WORK TO BE COMPLETED:
Lines containing the word "звонкий" are to be located and copied.

MATERIAL PROVIDED:
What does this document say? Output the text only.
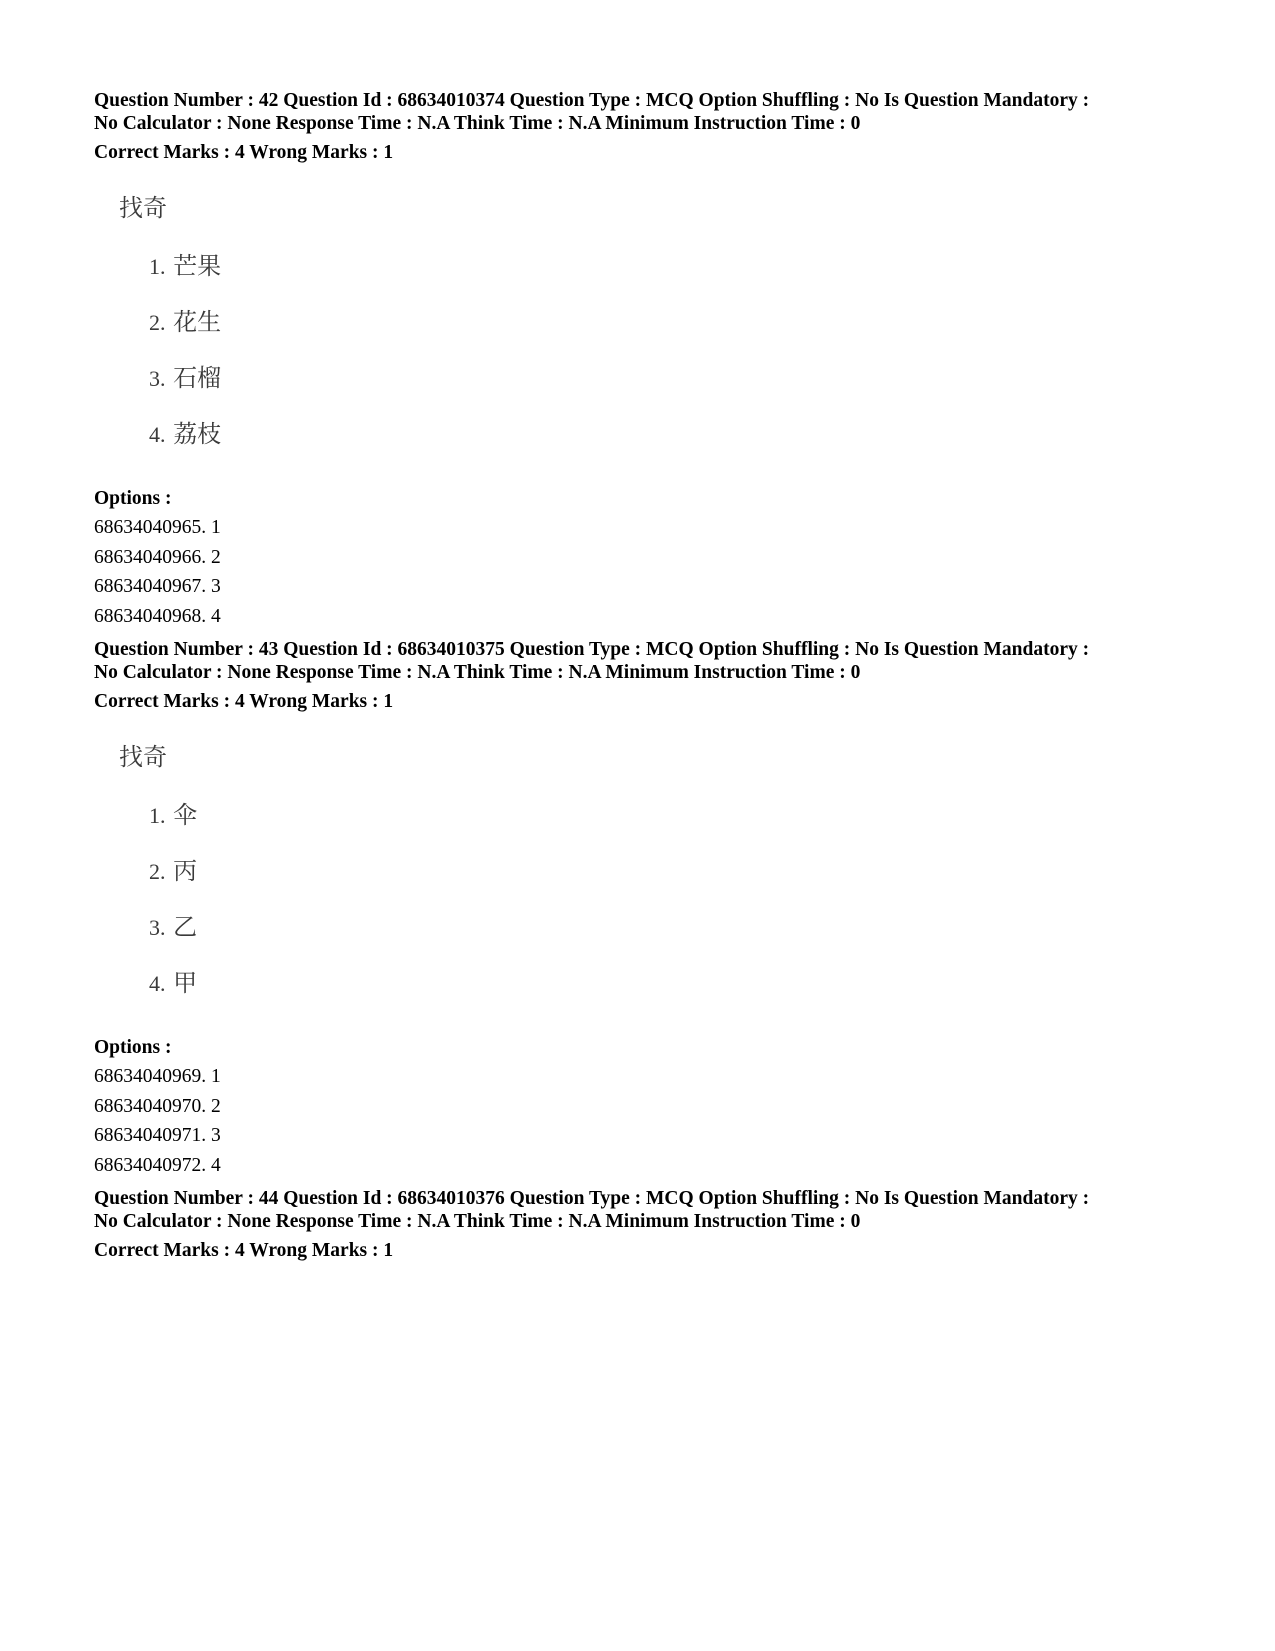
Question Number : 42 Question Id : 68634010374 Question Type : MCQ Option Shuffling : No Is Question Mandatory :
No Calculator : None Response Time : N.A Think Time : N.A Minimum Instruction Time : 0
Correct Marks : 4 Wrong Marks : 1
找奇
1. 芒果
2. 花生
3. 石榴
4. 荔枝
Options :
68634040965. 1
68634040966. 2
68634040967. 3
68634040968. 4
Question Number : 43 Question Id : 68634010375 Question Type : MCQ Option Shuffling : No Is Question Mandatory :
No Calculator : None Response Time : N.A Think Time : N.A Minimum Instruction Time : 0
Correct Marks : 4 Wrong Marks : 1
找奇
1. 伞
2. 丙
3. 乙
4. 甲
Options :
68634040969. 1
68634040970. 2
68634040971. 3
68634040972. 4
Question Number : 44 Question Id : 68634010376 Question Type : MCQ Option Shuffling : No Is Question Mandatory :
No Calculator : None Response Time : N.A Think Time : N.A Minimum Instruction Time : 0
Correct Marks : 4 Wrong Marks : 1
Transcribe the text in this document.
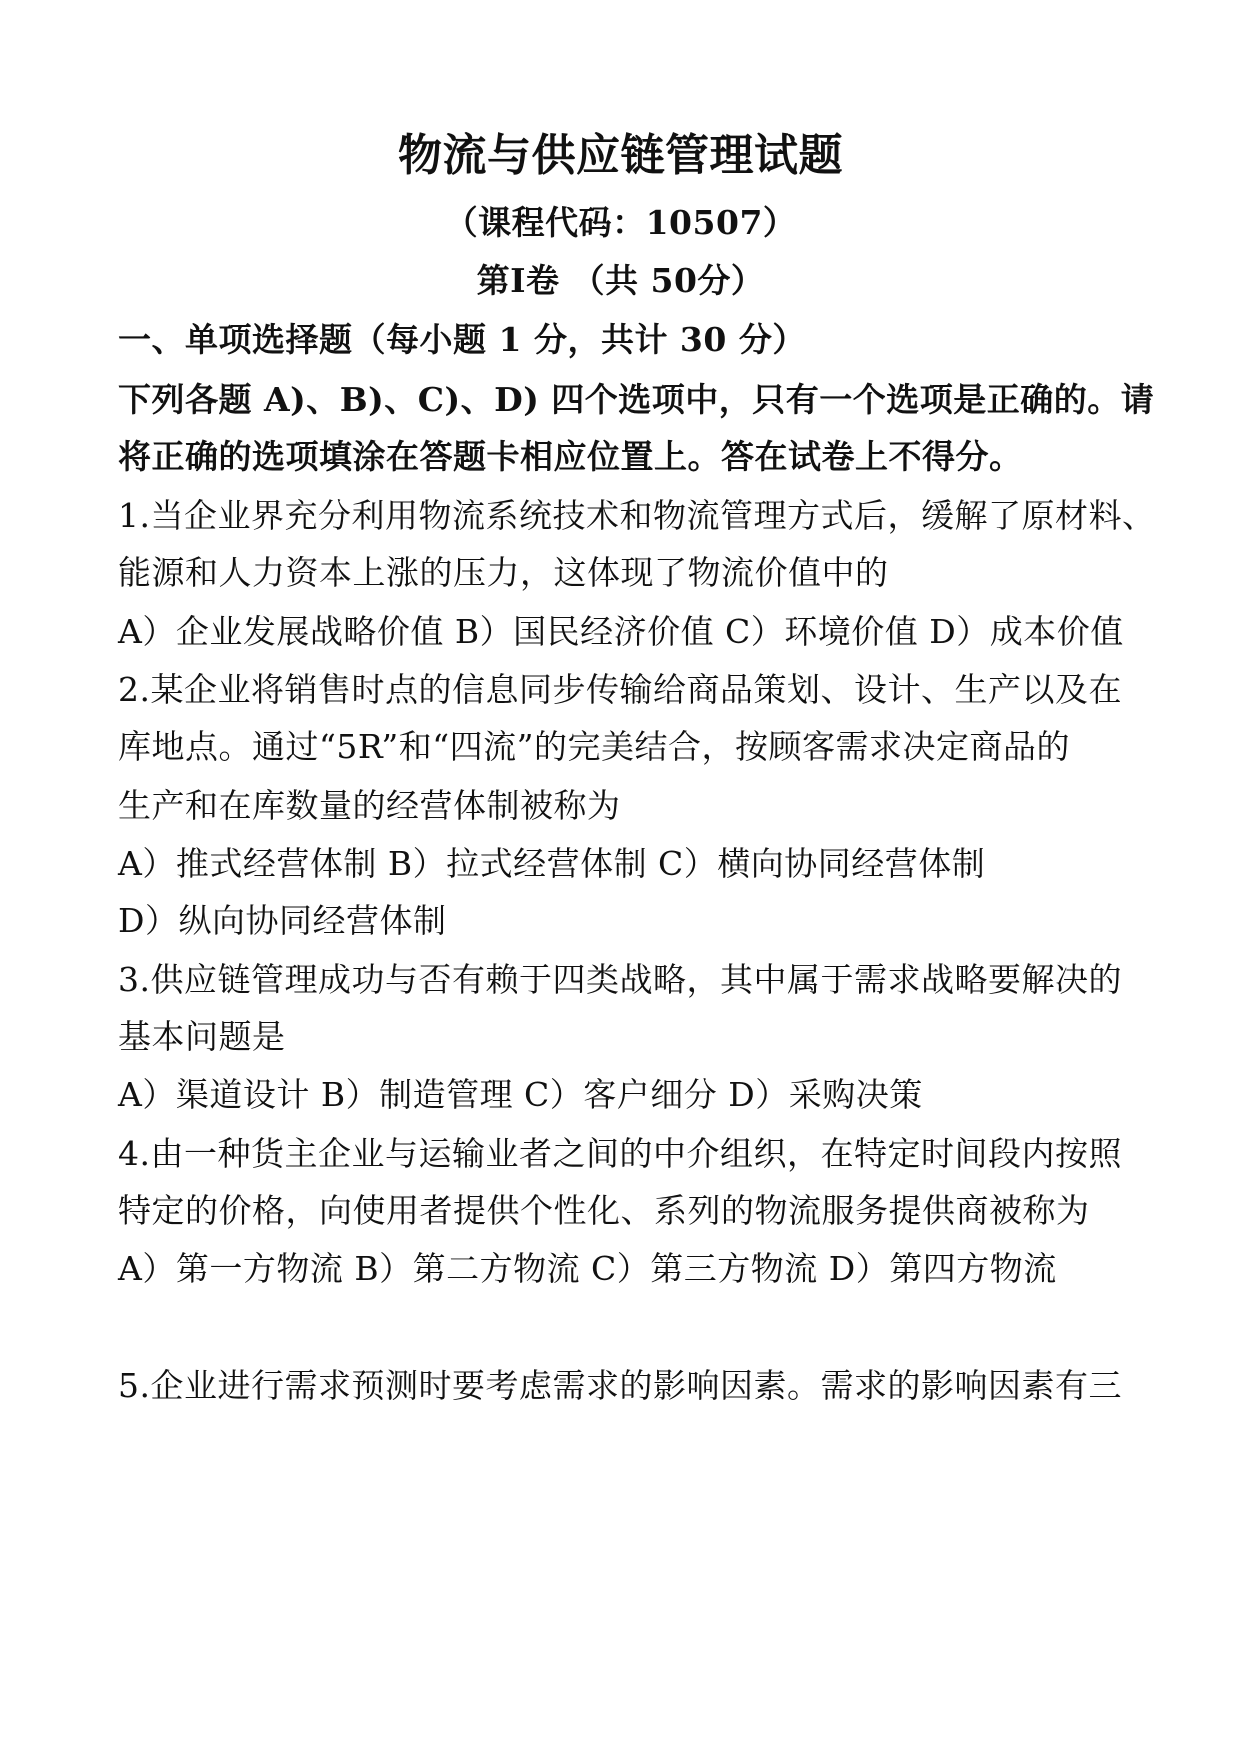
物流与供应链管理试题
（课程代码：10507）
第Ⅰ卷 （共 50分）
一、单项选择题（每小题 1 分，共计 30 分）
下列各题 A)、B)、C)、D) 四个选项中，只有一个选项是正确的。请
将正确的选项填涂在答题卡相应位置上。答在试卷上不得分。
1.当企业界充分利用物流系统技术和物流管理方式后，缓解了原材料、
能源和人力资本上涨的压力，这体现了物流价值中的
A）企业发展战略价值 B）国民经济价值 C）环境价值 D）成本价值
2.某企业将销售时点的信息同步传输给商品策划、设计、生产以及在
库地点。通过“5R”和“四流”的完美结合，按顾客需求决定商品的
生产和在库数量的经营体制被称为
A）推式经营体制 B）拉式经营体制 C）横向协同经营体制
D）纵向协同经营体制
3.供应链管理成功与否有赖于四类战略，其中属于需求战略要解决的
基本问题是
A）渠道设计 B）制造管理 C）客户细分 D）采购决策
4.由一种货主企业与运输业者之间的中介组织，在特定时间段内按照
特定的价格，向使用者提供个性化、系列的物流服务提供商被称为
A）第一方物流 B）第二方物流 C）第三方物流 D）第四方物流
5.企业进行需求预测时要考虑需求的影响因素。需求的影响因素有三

---

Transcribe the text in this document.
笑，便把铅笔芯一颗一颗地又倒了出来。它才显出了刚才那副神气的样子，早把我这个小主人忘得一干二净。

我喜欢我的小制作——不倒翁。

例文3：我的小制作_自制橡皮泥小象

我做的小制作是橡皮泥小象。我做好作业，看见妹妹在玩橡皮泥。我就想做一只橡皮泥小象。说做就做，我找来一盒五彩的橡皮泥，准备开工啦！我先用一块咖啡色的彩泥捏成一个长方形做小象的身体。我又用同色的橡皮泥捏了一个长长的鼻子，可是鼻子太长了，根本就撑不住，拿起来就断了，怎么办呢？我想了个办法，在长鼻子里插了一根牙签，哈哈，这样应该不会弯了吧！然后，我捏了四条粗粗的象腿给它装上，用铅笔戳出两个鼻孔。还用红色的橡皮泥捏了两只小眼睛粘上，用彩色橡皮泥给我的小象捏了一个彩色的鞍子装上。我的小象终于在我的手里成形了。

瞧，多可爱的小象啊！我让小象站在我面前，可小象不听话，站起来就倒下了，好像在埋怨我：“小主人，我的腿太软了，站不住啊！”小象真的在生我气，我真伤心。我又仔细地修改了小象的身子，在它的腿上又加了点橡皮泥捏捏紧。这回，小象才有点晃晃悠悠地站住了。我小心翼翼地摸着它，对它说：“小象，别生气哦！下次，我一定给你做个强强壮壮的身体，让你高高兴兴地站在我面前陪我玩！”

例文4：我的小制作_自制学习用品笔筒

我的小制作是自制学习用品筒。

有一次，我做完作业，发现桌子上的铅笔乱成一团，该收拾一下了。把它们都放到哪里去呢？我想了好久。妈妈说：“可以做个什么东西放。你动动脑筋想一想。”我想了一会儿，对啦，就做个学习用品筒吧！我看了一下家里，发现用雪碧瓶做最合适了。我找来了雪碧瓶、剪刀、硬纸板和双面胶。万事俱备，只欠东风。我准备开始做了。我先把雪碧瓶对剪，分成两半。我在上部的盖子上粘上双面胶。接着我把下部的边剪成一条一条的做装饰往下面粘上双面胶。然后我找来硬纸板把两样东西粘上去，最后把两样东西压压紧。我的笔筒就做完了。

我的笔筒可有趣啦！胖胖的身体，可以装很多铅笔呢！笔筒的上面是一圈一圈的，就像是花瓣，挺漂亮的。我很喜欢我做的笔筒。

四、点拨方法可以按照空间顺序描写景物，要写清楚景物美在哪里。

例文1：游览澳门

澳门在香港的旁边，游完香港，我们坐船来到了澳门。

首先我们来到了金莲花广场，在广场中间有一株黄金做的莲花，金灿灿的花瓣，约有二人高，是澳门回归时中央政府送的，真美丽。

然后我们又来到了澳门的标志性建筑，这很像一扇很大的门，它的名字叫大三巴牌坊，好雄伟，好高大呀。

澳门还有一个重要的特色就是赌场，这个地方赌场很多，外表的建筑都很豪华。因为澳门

---

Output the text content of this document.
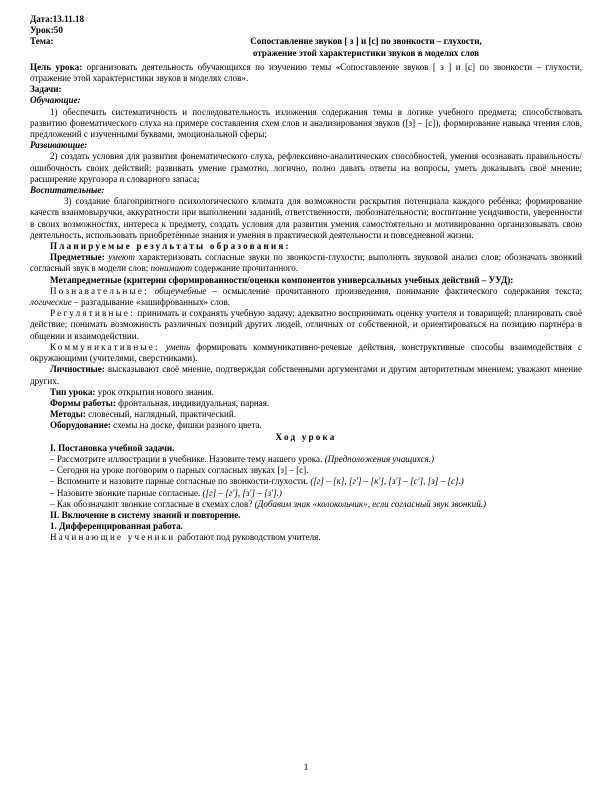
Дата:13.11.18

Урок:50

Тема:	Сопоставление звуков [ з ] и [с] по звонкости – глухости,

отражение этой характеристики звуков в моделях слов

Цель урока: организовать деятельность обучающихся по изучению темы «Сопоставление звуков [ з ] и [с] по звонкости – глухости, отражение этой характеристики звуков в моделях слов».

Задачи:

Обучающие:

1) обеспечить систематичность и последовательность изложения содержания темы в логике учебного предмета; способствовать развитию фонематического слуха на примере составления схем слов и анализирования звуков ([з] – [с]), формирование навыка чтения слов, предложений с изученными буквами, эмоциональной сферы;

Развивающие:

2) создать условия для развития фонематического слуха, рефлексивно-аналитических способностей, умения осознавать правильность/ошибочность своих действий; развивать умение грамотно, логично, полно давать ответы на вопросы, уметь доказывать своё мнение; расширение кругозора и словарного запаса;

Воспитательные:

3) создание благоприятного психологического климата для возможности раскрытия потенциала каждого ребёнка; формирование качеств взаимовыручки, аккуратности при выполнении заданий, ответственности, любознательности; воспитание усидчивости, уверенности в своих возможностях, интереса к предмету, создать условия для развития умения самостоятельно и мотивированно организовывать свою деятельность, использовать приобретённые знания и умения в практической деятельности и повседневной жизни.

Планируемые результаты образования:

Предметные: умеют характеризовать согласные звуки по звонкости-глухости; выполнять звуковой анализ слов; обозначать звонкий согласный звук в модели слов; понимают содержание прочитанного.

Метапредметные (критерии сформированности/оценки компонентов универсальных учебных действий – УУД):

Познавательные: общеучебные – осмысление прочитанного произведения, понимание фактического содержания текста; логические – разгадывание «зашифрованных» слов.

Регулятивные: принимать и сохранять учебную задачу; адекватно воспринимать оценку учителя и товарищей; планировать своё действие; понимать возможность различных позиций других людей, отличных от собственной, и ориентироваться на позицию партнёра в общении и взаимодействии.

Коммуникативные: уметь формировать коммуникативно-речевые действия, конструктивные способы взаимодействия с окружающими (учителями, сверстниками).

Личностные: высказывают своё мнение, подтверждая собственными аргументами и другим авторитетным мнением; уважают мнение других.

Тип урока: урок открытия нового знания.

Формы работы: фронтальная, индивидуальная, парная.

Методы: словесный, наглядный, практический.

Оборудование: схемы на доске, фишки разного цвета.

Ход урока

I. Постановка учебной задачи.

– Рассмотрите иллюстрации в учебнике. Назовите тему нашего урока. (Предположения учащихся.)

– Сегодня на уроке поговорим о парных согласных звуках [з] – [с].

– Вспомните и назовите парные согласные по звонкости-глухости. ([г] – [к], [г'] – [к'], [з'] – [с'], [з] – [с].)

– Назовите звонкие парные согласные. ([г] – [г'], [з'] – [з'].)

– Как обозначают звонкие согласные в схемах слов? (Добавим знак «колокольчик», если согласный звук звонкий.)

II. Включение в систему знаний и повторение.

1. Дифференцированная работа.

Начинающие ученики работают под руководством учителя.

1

OUTPUT OF THE EXERCISE:
Предметные: умеют характеризовать согласные звуки по звонкости-глухости; выполнять звуковой анализ слов; обозначать звонкий согласный звук в модели слов; понимают содержание прочитанного.
– Как обозначают звонкие согласные в схемах слов? (Добавим знак «колокольчик», если согласный звук звонкий.)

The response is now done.